■ Requirements
Copy the records that follow exactly as written, but not their pictures.

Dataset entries
■ ■ ■ ■ ■ ■ ■
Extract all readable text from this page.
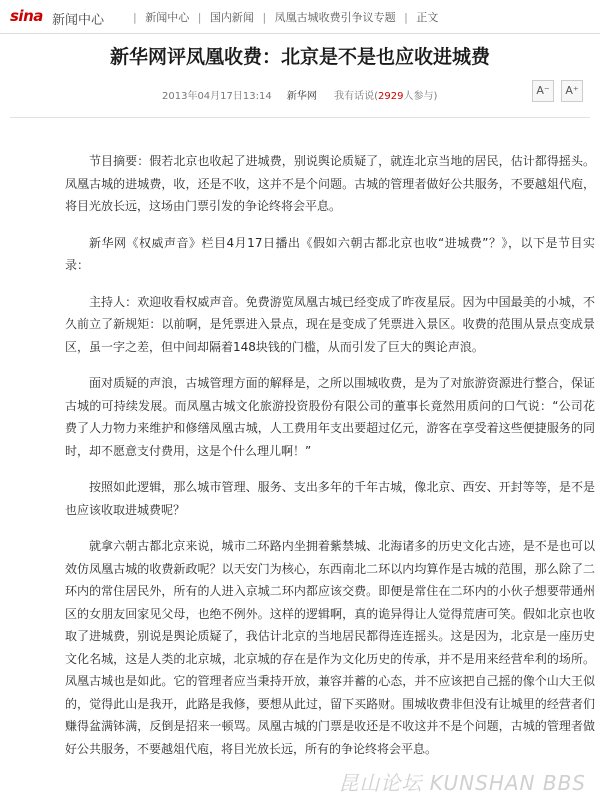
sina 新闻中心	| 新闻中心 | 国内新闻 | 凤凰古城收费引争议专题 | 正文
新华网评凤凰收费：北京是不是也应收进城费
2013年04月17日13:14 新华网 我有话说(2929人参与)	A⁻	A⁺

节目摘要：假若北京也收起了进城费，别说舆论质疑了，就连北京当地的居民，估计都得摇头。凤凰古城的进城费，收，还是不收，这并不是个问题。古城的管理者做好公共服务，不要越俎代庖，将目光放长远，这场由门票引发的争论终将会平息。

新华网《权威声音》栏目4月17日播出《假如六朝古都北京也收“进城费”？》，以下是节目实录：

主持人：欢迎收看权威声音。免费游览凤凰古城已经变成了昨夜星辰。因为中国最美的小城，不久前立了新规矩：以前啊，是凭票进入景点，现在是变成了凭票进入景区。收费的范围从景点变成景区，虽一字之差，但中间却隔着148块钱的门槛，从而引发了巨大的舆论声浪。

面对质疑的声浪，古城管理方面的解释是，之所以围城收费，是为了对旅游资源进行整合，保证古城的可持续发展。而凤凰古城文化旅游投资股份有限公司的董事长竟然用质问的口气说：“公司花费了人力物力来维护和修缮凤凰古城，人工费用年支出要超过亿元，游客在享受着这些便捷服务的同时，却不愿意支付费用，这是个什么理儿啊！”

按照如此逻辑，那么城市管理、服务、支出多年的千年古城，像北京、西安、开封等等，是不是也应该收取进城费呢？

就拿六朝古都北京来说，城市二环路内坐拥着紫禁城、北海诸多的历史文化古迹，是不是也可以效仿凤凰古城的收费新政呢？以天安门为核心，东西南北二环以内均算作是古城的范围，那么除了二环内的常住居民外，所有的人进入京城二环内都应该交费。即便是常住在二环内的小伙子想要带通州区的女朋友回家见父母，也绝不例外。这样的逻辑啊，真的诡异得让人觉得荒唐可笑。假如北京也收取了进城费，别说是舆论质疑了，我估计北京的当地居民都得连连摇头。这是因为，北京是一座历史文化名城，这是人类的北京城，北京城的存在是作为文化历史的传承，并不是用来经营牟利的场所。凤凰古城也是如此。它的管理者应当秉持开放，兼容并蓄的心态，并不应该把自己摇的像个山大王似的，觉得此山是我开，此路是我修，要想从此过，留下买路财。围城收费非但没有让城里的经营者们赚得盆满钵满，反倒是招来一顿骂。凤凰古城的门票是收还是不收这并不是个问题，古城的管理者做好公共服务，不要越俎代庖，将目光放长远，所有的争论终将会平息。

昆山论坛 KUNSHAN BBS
■ ■ ■ ■ ■ ■ ■
■ Finished task
Extract all readable text from this page.
sina 新闻中心	| 新闻中心 | 国内新闻 | 凤凰古城收费引争议专题 | 正文
新华网评凤凰收费：北京是不是也应收进城费
2013年04月17日13:14 新华网 我有话说(2929人参与)	A⁻	A⁺

节目摘要：假若北京也收起了进城费，别说舆论质疑了，就连北京当地的居民，估计都得摇头。凤凰古城的进城费，收，还是不收，这并不是个问题。古城的管理者做好公共服务，不要越俎代庖，将目光放长远，这场由门票引发的争论终将会平息。

新华网《权威声音》栏目4月17日播出《假如六朝古都北京也收“进城费”？》，以下是节目实录：

主持人：欢迎收看权威声音。免费游览凤凰古城已经变成了昨夜星辰。因为中国最美的小城，不久前立了新规矩：以前啊，是凭票进入景点，现在是变成了凭票进入景区。收费的范围从景点变成景区，虽一字之差，但中间却隔着148块钱的门槛，从而引发了巨大的舆论声浪。

面对质疑的声浪，古城管理方面的解释是，之所以围城收费，是为了对旅游资源进行整合，保证古城的可持续发展。而凤凰古城文化旅游投资股份有限公司的董事长竟然用质问的口气说：“公司花费了人力物力来维护和修缮凤凰古城，人工费用年支出要超过亿元，游客在享受着这些便捷服务的同时，却不愿意支付费用，这是个什么理儿啊！”

按照如此逻辑，那么城市管理、服务、支出多年的千年古城，像北京、西安、开封等等，是不是也应该收取进城费呢？

就拿六朝古都北京来说，城市二环路内坐拥着紫禁城、北海诸多的历史文化古迹，是不是也可以效仿凤凰古城的收费新政呢？以天安门为核心，东西南北二环以内均算作是古城的范围，那么除了二环内的常住居民外，所有的人进入京城二环内都应该交费。即便是常住在二环内的小伙子想要带通州区的女朋友回家见父母，也绝不例外。这样的逻辑啊，真的诡异得让人觉得荒唐可笑。假如北京也收取了进城费，别说是舆论质疑了，我估计北京的当地居民都得连连摇头。这是因为，北京是一座历史文化名城，这是人类的北京城，北京城的存在是作为文化历史的传承，并不是用来经营牟利的场所。凤凰古城也是如此。它的管理者应当秉持开放，兼容并蓄的心态，并不应该把自己摇的像个山大王似的，觉得此山是我开，此路是我修，要想从此过，留下买路财。围城收费非但没有让城里的经营者们赚得盆满钵满，反倒是招来一顿骂。凤凰古城的门票是收还是不收这并不是个问题，古城的管理者做好公共服务，不要越俎代庖，将目光放长远，所有的争论终将会平息。

昆山论坛 KUNSHAN BBS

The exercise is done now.